(STATED PROBLEM):
Copy out all of the material exactly.

(INFORMATION PROVIDED):

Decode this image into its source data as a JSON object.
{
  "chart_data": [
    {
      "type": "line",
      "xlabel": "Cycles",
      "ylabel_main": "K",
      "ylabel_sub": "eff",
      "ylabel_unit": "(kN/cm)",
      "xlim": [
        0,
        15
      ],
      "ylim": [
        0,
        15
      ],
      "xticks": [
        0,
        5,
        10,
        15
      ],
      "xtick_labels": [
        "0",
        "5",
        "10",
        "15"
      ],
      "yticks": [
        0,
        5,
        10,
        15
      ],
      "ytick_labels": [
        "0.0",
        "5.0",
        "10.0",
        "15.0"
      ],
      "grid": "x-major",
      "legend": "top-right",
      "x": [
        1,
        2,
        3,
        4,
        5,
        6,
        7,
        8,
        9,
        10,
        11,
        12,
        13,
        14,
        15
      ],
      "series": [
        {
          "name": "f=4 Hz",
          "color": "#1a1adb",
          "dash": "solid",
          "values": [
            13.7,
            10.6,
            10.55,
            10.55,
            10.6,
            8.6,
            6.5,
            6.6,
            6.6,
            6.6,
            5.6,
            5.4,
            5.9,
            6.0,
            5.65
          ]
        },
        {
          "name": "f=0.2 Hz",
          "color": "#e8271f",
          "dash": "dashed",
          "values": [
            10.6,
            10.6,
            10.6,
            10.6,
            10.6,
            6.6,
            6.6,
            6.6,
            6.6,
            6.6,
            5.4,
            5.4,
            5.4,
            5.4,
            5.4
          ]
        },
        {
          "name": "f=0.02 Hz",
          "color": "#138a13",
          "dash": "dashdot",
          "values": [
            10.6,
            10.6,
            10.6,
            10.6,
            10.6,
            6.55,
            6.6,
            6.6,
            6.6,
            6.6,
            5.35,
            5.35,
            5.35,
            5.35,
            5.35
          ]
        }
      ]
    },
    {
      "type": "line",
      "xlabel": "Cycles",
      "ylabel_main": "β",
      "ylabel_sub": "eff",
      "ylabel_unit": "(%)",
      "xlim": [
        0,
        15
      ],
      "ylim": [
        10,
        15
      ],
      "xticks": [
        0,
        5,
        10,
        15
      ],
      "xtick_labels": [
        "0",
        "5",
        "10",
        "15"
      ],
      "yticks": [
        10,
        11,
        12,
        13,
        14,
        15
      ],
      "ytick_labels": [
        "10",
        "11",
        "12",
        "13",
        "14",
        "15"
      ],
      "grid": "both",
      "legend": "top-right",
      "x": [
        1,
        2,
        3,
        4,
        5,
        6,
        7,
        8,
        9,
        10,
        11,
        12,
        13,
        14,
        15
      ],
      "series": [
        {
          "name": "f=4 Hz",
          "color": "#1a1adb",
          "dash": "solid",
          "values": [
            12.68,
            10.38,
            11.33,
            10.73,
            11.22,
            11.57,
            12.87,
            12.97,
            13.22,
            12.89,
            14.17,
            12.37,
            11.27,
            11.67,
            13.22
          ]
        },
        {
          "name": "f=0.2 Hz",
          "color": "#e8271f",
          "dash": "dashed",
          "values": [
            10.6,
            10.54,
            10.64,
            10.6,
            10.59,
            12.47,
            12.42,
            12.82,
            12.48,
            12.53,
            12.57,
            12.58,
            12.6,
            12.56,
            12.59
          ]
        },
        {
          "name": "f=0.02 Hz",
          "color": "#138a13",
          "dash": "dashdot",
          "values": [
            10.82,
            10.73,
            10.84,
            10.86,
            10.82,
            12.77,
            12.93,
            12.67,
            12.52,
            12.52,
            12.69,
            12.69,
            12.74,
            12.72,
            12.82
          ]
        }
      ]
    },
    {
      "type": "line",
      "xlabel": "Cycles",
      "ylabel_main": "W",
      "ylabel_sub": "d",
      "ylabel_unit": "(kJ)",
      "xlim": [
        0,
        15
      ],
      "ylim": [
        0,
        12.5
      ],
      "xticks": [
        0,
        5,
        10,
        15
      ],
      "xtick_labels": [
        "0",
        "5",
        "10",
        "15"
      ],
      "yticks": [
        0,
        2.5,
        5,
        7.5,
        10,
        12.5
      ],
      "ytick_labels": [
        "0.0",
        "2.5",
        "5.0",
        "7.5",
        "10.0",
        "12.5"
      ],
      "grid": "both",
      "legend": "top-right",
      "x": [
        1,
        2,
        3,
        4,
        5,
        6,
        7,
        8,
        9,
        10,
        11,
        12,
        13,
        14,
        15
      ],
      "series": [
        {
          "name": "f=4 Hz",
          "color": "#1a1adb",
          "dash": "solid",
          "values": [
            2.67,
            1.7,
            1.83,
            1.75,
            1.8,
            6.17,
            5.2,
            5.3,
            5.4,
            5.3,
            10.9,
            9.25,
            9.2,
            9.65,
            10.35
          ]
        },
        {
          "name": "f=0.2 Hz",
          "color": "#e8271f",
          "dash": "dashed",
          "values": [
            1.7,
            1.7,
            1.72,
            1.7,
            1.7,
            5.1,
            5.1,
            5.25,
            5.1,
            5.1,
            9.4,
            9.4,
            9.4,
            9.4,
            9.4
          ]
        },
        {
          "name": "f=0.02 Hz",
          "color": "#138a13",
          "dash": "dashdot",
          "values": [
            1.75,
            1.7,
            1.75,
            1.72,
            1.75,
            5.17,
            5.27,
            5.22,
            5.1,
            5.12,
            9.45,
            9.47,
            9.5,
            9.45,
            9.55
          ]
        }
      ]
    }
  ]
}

(RESULT):
Decode this image into its source data as a JSON object.
{
  "chart_data": [
    {
      "type": "line",
      "xlabel": "Cycles",
      "ylabel_main": "K",
      "ylabel_sub": "eff",
      "ylabel_unit": "(kN/cm)",
      "xlim": [
        0,
        15
      ],
      "ylim": [
        0,
        15
      ],
      "xticks": [
        0,
        5,
        10,
        15
      ],
      "xtick_labels": [
        "0",
        "5",
        "10",
        "15"
      ],
      "yticks": [
        0,
        5,
        10,
        15
      ],
      "ytick_labels": [
        "0.0",
        "5.0",
        "10.0",
        "15.0"
      ],
      "grid": "x-major",
      "legend": "top-right",
      "x": [
        1,
        2,
        3,
        4,
        5,
        6,
        7,
        8,
        9,
        10,
        11,
        12,
        13,
        14,
        15
      ],
      "series": [
        {
          "name": "f=4 Hz",
          "color": "#1a1adb",
          "dash": "solid",
          "values": [
            13.7,
            10.6,
            10.55,
            10.55,
            10.6,
            8.6,
            6.5,
            6.6,
            6.6,
            6.6,
            5.6,
            5.4,
            5.9,
            6.0,
            5.65
          ]
        },
        {
          "name": "f=0.2 Hz",
          "color": "#e8271f",
          "dash": "dashed",
          "values": [
            10.6,
            10.6,
            10.6,
            10.6,
            10.6,
            6.6,
            6.6,
            6.6,
            6.6,
            6.6,
            5.4,
            5.4,
            5.4,
            5.4,
            5.4
          ]
        },
        {
          "name": "f=0.02 Hz",
          "color": "#138a13",
          "dash": "dashdot",
          "values": [
            10.6,
            10.6,
            10.6,
            10.6,
            10.6,
            6.55,
            6.6,
            6.6,
            6.6,
            6.6,
            5.35,
            5.35,
            5.35,
            5.35,
            5.35
          ]
        }
      ]
    },
    {
      "type": "line",
      "xlabel": "Cycles",
      "ylabel_main": "β",
      "ylabel_sub": "eff",
      "ylabel_unit": "(%)",
      "xlim": [
        0,
        15
      ],
      "ylim": [
        10,
        15
      ],
      "xticks": [
        0,
        5,
        10,
        15
      ],
      "xtick_labels": [
        "0",
        "5",
        "10",
        "15"
      ],
      "yticks": [
        10,
        11,
        12,
        13,
        14,
        15
      ],
      "ytick_labels": [
        "10",
        "11",
        "12",
        "13",
        "14",
        "15"
      ],
      "grid": "both",
      "legend": "top-right",
      "x": [
        1,
        2,
        3,
        4,
        5,
        6,
        7,
        8,
        9,
        10,
        11,
        12,
        13,
        14,
        15
      ],
      "series": [
        {
          "name": "f=4 Hz",
          "color": "#1a1adb",
          "dash": "solid",
          "values": [
            12.68,
            10.38,
            11.33,
            10.73,
            11.22,
            11.57,
            12.87,
            12.97,
            13.22,
            12.89,
            14.17,
            12.37,
            11.27,
            11.67,
            13.22
          ]
        },
        {
          "name": "f=0.2 Hz",
          "color": "#e8271f",
          "dash": "dashed",
          "values": [
            10.6,
            10.54,
            10.64,
            10.6,
            10.59,
            12.47,
            12.42,
            12.82,
            12.48,
            12.53,
            12.57,
            12.58,
            12.6,
            12.56,
            12.59
          ]
        },
        {
          "name": "f=0.02 Hz",
          "color": "#138a13",
          "dash": "dashdot",
          "values": [
            10.82,
            10.73,
            10.84,
            10.86,
            10.82,
            12.77,
            12.93,
            12.67,
            12.52,
            12.52,
            12.69,
            12.69,
            12.74,
            12.72,
            12.82
          ]
        }
      ]
    },
    {
      "type": "line",
      "xlabel": "Cycles",
      "ylabel_main": "W",
      "ylabel_sub": "d",
      "ylabel_unit": "(kJ)",
      "xlim": [
        0,
        15
      ],
      "ylim": [
        0,
        12.5
      ],
      "xticks": [
        0,
        5,
        10,
        15
      ],
      "xtick_labels": [
        "0",
        "5",
        "10",
        "15"
      ],
      "yticks": [
        0,
        2.5,
        5,
        7.5,
        10,
        12.5
      ],
      "ytick_labels": [
        "0.0",
        "2.5",
        "5.0",
        "7.5",
        "10.0",
        "12.5"
      ],
      "grid": "both",
      "legend": "top-right",
      "x": [
        1,
        2,
        3,
        4,
        5,
        6,
        7,
        8,
        9,
        10,
        11,
        12,
        13,
        14,
        15
      ],
      "series": [
        {
          "name": "f=4 Hz",
          "color": "#1a1adb",
          "dash": "solid",
          "values": [
            2.67,
            1.7,
            1.83,
            1.75,
            1.8,
            6.17,
            5.2,
            5.3,
            5.4,
            5.3,
            10.9,
            9.25,
            9.2,
            9.65,
            10.35
          ]
        },
        {
          "name": "f=0.2 Hz",
          "color": "#e8271f",
          "dash": "dashed",
          "values": [
            1.7,
            1.7,
            1.72,
            1.7,
            1.7,
            5.1,
            5.1,
            5.25,
            5.1,
            5.1,
            9.4,
            9.4,
            9.4,
            9.4,
            9.4
          ]
        },
        {
          "name": "f=0.02 Hz",
          "color": "#138a13",
          "dash": "dashdot",
          "values": [
            1.75,
            1.7,
            1.75,
            1.72,
            1.75,
            5.17,
            5.27,
            5.22,
            5.1,
            5.12,
            9.45,
            9.47,
            9.5,
            9.45,
            9.55
          ]
        }
      ]
    }
  ]
}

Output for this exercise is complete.